WHAT TO DO:
From the listing below, select every line where the word "Clear" appears.

--*--

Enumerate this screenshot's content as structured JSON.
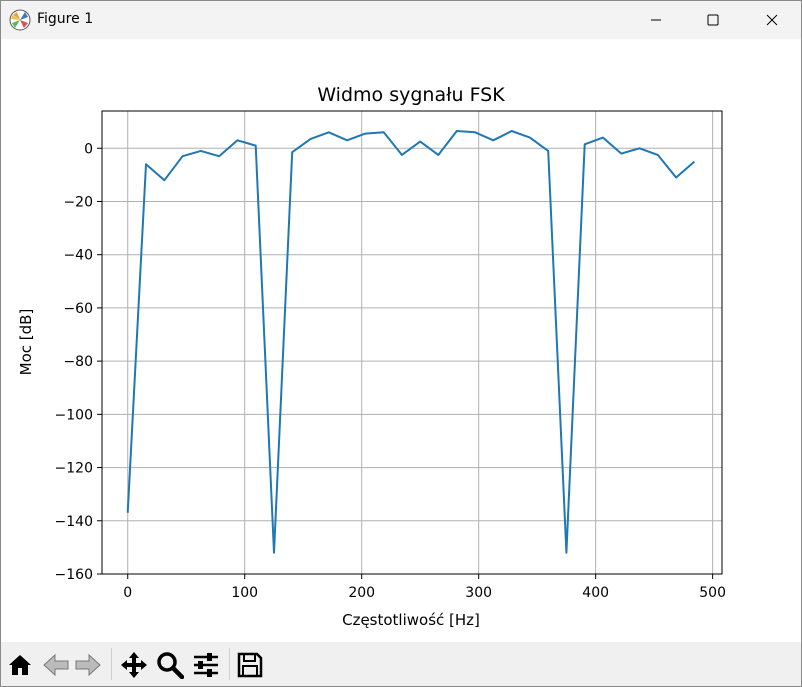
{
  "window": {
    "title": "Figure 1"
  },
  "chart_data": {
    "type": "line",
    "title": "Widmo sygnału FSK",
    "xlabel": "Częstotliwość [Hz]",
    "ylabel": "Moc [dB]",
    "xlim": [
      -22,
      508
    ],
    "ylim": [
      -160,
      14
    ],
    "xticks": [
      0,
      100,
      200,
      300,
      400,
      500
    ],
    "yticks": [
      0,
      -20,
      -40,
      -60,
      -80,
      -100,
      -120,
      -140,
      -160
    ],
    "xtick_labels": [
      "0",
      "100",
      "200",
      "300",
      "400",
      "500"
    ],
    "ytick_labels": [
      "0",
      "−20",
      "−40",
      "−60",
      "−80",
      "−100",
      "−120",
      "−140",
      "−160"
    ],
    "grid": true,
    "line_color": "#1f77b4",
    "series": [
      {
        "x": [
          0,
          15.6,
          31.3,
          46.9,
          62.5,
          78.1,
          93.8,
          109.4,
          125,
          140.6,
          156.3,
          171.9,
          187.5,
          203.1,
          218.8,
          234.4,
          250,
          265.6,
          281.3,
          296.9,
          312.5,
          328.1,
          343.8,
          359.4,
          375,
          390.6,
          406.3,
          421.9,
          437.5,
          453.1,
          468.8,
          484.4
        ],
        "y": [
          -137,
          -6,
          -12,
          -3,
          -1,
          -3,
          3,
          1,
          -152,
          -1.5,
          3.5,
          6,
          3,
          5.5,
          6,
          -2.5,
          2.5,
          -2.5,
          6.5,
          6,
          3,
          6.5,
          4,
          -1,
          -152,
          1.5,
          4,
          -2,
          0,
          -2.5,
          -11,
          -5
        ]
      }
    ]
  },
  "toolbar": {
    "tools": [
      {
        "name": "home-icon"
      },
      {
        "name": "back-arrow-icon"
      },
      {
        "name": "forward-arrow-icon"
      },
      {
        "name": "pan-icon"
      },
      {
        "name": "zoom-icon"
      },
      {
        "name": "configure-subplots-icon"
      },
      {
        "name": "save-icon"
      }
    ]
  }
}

--*--

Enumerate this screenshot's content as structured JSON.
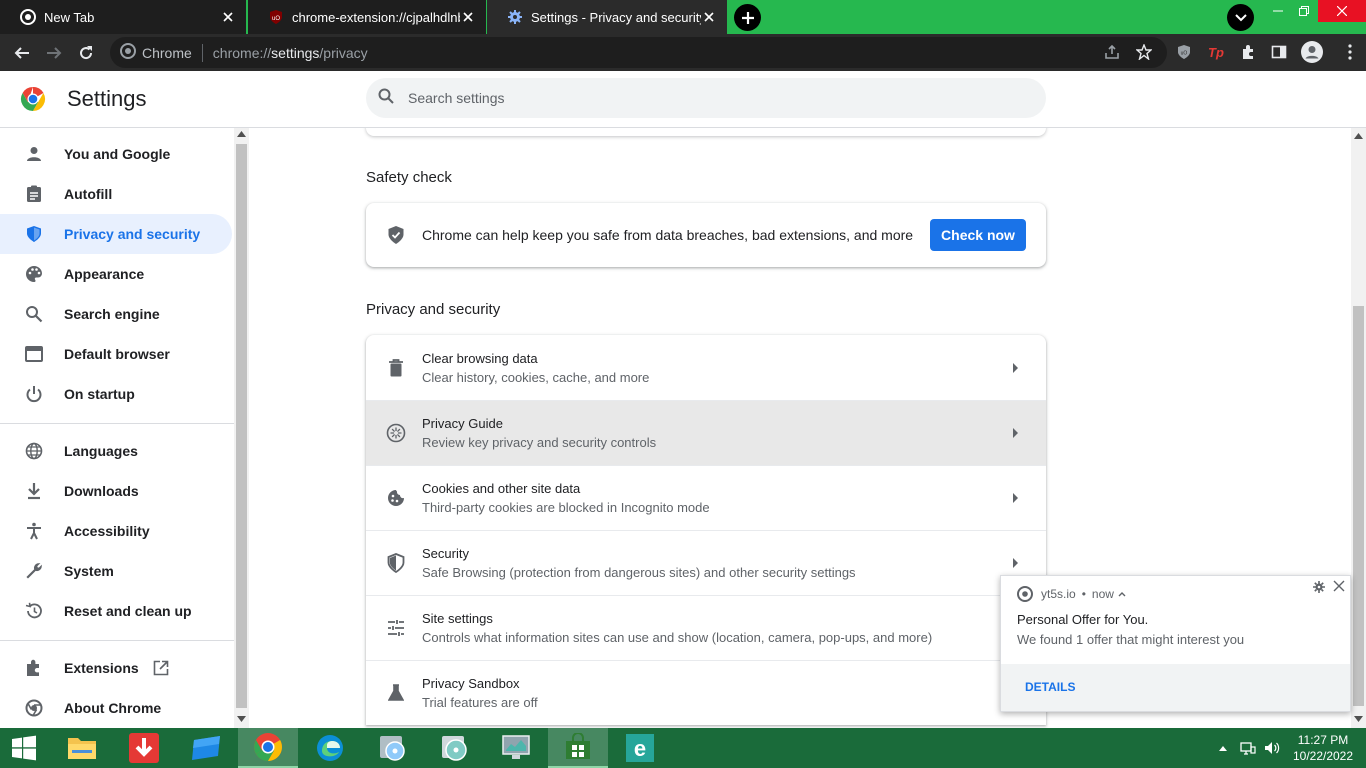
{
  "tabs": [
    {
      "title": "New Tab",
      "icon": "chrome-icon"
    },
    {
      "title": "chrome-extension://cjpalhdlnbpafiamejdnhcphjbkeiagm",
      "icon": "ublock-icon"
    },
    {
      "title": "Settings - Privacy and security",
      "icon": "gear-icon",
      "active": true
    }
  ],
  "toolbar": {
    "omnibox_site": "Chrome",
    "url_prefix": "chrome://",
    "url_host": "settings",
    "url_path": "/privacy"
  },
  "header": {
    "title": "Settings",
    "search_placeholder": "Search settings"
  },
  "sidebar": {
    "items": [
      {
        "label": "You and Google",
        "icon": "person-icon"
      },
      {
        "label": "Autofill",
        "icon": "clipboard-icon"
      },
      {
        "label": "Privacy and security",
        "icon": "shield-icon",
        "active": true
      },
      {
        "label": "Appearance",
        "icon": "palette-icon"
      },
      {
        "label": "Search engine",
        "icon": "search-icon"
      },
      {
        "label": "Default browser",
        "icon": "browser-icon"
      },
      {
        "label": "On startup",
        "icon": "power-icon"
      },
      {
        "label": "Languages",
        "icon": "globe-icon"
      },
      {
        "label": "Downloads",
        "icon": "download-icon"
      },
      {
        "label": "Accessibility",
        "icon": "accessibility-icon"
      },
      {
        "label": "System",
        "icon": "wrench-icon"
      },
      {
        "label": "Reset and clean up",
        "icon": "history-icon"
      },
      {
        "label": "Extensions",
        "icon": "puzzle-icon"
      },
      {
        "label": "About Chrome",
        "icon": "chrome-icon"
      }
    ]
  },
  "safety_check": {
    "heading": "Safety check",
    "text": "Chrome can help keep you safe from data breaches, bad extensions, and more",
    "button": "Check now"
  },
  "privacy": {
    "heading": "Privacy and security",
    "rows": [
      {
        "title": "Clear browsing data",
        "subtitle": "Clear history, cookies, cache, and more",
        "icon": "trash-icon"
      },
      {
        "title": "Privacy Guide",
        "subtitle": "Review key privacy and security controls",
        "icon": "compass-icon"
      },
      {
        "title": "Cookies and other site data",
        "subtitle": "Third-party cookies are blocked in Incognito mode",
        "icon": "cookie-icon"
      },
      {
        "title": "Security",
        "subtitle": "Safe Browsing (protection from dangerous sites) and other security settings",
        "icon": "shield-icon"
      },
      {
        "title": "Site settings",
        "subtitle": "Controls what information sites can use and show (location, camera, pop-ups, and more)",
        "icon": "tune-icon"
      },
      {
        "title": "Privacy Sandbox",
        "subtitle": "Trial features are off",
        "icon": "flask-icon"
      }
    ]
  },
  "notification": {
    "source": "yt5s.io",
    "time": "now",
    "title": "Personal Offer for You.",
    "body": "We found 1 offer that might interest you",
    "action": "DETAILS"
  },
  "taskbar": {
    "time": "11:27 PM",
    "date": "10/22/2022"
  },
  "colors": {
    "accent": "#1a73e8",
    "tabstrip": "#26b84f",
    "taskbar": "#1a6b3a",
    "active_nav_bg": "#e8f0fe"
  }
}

--*--

ANSWER BELOW:
        "title": "Clear browsing data",
        "subtitle": "Clear history, cookies, cache, and more",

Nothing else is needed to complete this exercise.